[GOAL OF THE EXERCISE]: Extract, from the listing that follows, each line containing the word "Arbeitsschwerpunkt".

[RAW RECORDS]:
_ _ _ _ _
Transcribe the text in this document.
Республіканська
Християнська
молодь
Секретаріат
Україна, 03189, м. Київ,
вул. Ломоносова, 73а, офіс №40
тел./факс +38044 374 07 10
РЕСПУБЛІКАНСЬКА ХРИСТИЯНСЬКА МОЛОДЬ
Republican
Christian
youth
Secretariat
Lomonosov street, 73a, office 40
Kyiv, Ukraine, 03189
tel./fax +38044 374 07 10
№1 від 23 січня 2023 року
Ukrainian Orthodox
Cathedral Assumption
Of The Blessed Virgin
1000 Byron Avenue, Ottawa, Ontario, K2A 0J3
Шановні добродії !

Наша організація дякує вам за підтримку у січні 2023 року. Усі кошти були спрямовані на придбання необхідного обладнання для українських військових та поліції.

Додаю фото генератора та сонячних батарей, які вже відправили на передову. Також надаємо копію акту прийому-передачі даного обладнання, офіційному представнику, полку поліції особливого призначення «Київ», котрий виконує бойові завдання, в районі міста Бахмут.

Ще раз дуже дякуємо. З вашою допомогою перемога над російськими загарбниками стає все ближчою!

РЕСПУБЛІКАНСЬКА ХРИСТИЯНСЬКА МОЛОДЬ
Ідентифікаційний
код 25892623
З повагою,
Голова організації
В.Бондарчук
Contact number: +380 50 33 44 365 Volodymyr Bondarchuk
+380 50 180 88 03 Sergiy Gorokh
_ _ _ _ _
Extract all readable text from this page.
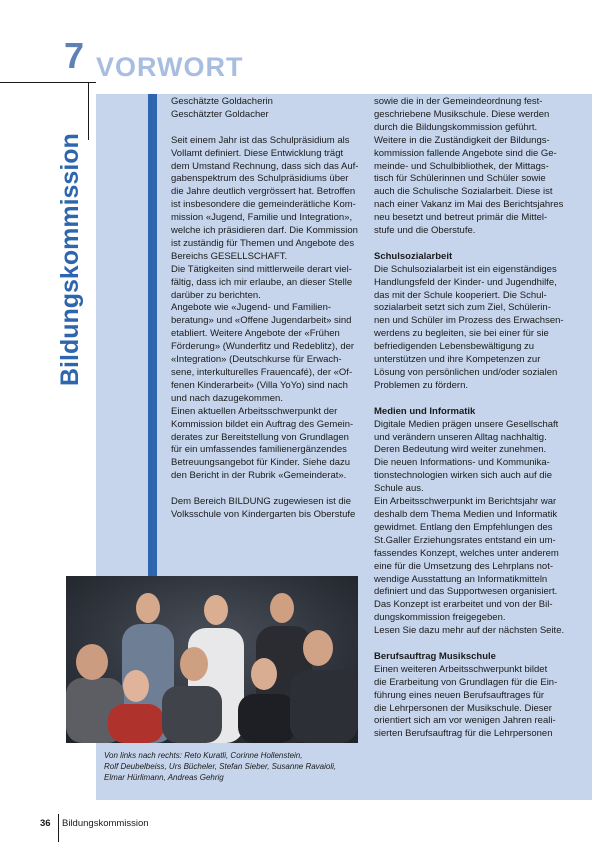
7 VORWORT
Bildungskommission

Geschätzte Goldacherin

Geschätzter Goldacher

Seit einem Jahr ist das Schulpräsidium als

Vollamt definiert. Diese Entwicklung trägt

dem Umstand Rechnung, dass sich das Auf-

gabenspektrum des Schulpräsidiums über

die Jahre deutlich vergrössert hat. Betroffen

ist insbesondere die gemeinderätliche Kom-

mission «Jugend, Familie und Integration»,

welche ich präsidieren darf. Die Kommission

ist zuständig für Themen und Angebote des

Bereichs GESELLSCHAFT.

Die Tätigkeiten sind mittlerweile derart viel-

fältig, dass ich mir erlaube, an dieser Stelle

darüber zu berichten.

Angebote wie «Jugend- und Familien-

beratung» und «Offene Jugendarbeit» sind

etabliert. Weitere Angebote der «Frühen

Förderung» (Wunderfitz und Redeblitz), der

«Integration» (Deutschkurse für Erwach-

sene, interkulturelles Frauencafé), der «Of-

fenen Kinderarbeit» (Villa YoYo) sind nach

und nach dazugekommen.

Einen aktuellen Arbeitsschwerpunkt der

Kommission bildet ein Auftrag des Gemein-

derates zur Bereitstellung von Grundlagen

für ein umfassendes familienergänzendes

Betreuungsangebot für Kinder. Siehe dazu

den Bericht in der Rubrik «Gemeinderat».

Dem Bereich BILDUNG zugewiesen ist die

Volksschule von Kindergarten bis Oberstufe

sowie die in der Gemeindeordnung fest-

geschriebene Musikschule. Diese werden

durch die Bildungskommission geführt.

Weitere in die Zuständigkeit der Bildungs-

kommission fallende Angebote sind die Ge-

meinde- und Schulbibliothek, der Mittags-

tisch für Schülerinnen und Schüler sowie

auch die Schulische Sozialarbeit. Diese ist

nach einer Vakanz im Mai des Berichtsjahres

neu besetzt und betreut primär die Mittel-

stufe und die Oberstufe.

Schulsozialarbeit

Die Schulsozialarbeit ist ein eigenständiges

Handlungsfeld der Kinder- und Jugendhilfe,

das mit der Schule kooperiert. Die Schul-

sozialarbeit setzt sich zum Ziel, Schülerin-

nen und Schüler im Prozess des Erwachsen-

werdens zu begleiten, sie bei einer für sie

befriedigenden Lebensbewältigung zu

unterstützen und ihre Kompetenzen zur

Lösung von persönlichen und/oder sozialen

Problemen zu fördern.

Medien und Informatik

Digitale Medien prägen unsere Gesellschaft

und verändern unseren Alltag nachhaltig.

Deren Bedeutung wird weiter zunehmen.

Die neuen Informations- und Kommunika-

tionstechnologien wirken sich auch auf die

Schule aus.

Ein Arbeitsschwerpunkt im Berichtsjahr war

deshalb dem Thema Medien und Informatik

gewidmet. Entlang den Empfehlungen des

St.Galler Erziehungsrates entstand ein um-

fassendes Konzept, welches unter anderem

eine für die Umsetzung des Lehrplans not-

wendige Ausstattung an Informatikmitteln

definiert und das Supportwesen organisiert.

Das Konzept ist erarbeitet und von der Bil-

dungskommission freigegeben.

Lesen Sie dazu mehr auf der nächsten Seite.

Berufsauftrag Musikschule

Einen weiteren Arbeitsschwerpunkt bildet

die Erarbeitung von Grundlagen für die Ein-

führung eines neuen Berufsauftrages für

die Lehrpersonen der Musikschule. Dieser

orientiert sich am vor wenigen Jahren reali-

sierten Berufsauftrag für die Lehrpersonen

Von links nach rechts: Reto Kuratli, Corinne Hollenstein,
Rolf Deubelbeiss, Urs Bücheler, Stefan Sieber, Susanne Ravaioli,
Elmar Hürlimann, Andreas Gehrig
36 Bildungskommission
_ _ _ _ _
[EXPECTED OUTPUT]:
Einen aktuellen Arbeitsschwerpunkt der
Ein Arbeitsschwerpunkt im Berichtsjahr war
Einen weiteren Arbeitsschwerpunkt bildet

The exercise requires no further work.